REQUIREMENTS → Can you write out all the lines word for word, with no pictures?

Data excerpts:

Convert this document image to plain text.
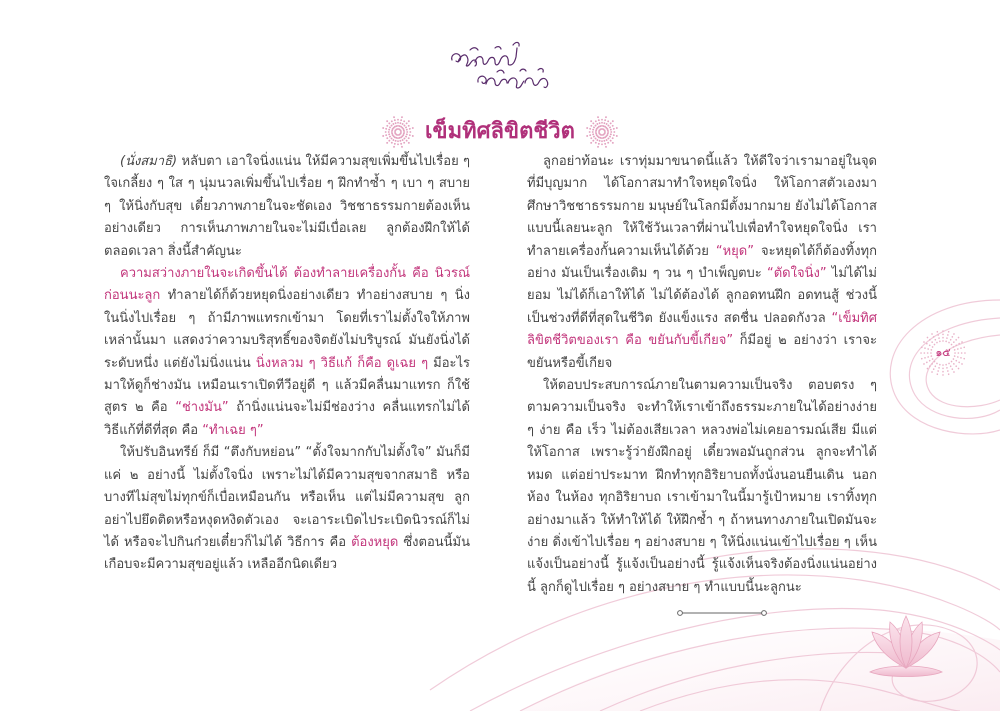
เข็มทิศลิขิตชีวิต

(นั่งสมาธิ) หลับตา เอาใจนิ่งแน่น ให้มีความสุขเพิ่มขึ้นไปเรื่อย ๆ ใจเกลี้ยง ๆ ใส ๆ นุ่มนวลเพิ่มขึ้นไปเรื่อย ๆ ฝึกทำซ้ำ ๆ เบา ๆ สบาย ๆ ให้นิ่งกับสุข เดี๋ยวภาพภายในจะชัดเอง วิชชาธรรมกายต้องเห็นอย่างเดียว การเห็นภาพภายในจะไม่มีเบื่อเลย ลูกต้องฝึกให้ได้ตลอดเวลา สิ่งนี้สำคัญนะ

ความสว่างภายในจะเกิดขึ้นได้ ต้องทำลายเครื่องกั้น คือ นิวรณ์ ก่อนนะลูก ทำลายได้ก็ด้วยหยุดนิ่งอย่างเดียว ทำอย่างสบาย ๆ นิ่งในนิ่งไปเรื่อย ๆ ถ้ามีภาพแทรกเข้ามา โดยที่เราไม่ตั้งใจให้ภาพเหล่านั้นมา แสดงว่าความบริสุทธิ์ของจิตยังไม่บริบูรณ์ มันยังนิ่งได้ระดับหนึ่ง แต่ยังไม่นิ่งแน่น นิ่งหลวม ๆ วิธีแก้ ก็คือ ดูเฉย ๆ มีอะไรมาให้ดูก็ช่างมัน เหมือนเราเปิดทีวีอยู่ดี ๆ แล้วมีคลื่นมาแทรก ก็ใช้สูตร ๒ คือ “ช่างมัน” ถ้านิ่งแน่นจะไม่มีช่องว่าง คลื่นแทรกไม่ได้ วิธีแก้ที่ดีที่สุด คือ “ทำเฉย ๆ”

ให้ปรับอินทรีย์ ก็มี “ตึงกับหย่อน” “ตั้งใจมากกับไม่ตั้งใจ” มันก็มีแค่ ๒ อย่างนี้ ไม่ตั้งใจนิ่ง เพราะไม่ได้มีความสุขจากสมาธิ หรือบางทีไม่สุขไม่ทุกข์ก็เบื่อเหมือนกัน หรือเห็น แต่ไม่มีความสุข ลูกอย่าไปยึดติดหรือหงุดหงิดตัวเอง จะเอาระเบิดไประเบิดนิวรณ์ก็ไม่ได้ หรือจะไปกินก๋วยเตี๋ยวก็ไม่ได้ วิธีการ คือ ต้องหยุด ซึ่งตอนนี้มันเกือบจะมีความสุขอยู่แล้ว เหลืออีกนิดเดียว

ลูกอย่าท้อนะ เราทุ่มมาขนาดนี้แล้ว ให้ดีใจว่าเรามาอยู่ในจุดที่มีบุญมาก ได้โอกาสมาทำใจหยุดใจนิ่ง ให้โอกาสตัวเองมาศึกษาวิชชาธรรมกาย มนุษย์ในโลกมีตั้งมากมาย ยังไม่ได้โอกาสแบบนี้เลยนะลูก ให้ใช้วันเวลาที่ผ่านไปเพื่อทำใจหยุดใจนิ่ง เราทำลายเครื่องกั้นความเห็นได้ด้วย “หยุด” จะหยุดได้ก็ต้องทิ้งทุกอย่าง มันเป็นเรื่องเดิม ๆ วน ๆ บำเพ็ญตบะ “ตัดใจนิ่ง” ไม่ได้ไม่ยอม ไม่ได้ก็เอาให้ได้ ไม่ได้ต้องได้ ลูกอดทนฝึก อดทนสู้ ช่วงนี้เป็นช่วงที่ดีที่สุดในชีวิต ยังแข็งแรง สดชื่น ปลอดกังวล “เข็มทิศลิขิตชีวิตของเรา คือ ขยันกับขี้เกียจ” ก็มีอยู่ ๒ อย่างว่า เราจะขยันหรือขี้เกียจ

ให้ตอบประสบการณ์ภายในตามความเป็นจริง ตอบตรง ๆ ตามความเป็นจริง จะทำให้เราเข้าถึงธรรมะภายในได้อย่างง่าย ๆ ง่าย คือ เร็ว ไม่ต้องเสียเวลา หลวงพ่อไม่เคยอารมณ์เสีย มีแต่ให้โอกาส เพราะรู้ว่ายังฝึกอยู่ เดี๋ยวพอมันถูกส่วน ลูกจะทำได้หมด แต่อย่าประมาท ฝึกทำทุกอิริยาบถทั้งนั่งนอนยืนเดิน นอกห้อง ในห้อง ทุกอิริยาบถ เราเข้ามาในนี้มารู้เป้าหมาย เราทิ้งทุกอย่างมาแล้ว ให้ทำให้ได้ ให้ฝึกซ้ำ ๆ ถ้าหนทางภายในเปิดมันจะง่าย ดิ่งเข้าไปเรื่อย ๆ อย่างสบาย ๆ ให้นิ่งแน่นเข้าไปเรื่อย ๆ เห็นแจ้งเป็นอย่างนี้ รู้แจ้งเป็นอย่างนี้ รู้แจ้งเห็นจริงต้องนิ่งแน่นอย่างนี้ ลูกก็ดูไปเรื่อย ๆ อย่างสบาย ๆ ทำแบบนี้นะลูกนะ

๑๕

ANSWER TO THIS TASK →
Convert this document image to plain text.
เข็มทิศลิขิตชีวิต

(นั่งสมาธิ) หลับตา เอาใจนิ่งแน่น ให้มีความสุขเพิ่มขึ้นไปเรื่อย ๆ ใจเกลี้ยง ๆ ใส ๆ นุ่มนวลเพิ่มขึ้นไปเรื่อย ๆ ฝึกทำซ้ำ ๆ เบา ๆ สบาย ๆ ให้นิ่งกับสุข เดี๋ยวภาพภายในจะชัดเอง วิชชาธรรมกายต้องเห็นอย่างเดียว การเห็นภาพภายในจะไม่มีเบื่อเลย ลูกต้องฝึกให้ได้ตลอดเวลา สิ่งนี้สำคัญนะ

ความสว่างภายในจะเกิดขึ้นได้ ต้องทำลายเครื่องกั้น คือ นิวรณ์ ก่อนนะลูก ทำลายได้ก็ด้วยหยุดนิ่งอย่างเดียว ทำอย่างสบาย ๆ นิ่งในนิ่งไปเรื่อย ๆ ถ้ามีภาพแทรกเข้ามา โดยที่เราไม่ตั้งใจให้ภาพเหล่านั้นมา แสดงว่าความบริสุทธิ์ของจิตยังไม่บริบูรณ์ มันยังนิ่งได้ระดับหนึ่ง แต่ยังไม่นิ่งแน่น นิ่งหลวม ๆ วิธีแก้ ก็คือ ดูเฉย ๆ มีอะไรมาให้ดูก็ช่างมัน เหมือนเราเปิดทีวีอยู่ดี ๆ แล้วมีคลื่นมาแทรก ก็ใช้สูตร ๒ คือ “ช่างมัน” ถ้านิ่งแน่นจะไม่มีช่องว่าง คลื่นแทรกไม่ได้ วิธีแก้ที่ดีที่สุด คือ “ทำเฉย ๆ”

ให้ปรับอินทรีย์ ก็มี “ตึงกับหย่อน” “ตั้งใจมากกับไม่ตั้งใจ” มันก็มีแค่ ๒ อย่างนี้ ไม่ตั้งใจนิ่ง เพราะไม่ได้มีความสุขจากสมาธิ หรือบางทีไม่สุขไม่ทุกข์ก็เบื่อเหมือนกัน หรือเห็น แต่ไม่มีความสุข ลูกอย่าไปยึดติดหรือหงุดหงิดตัวเอง จะเอาระเบิดไประเบิดนิวรณ์ก็ไม่ได้ หรือจะไปกินก๋วยเตี๋ยวก็ไม่ได้ วิธีการ คือ ต้องหยุด ซึ่งตอนนี้มันเกือบจะมีความสุขอยู่แล้ว เหลืออีกนิดเดียว

ลูกอย่าท้อนะ เราทุ่มมาขนาดนี้แล้ว ให้ดีใจว่าเรามาอยู่ในจุดที่มีบุญมาก ได้โอกาสมาทำใจหยุดใจนิ่ง ให้โอกาสตัวเองมาศึกษาวิชชาธรรมกาย มนุษย์ในโลกมีตั้งมากมาย ยังไม่ได้โอกาสแบบนี้เลยนะลูก ให้ใช้วันเวลาที่ผ่านไปเพื่อทำใจหยุดใจนิ่ง เราทำลายเครื่องกั้นความเห็นได้ด้วย “หยุด” จะหยุดได้ก็ต้องทิ้งทุกอย่าง มันเป็นเรื่องเดิม ๆ วน ๆ บำเพ็ญตบะ “ตัดใจนิ่ง” ไม่ได้ไม่ยอม ไม่ได้ก็เอาให้ได้ ไม่ได้ต้องได้ ลูกอดทนฝึก อดทนสู้ ช่วงนี้เป็นช่วงที่ดีที่สุดในชีวิต ยังแข็งแรง สดชื่น ปลอดกังวล “เข็มทิศลิขิตชีวิตของเรา คือ ขยันกับขี้เกียจ” ก็มีอยู่ ๒ อย่างว่า เราจะขยันหรือขี้เกียจ

ให้ตอบประสบการณ์ภายในตามความเป็นจริง ตอบตรง ๆ ตามความเป็นจริง จะทำให้เราเข้าถึงธรรมะภายในได้อย่างง่าย ๆ ง่าย คือ เร็ว ไม่ต้องเสียเวลา หลวงพ่อไม่เคยอารมณ์เสีย มีแต่ให้โอกาส เพราะรู้ว่ายังฝึกอยู่ เดี๋ยวพอมันถูกส่วน ลูกจะทำได้หมด แต่อย่าประมาท ฝึกทำทุกอิริยาบถทั้งนั่งนอนยืนเดิน นอกห้อง ในห้อง ทุกอิริยาบถ เราเข้ามาในนี้มารู้เป้าหมาย เราทิ้งทุกอย่างมาแล้ว ให้ทำให้ได้ ให้ฝึกซ้ำ ๆ ถ้าหนทางภายในเปิดมันจะง่าย ดิ่งเข้าไปเรื่อย ๆ อย่างสบาย ๆ ให้นิ่งแน่นเข้าไปเรื่อย ๆ เห็นแจ้งเป็นอย่างนี้ รู้แจ้งเป็นอย่างนี้ รู้แจ้งเห็นจริงต้องนิ่งแน่นอย่างนี้ ลูกก็ดูไปเรื่อย ๆ อย่างสบาย ๆ ทำแบบนี้นะลูกนะ

๑๕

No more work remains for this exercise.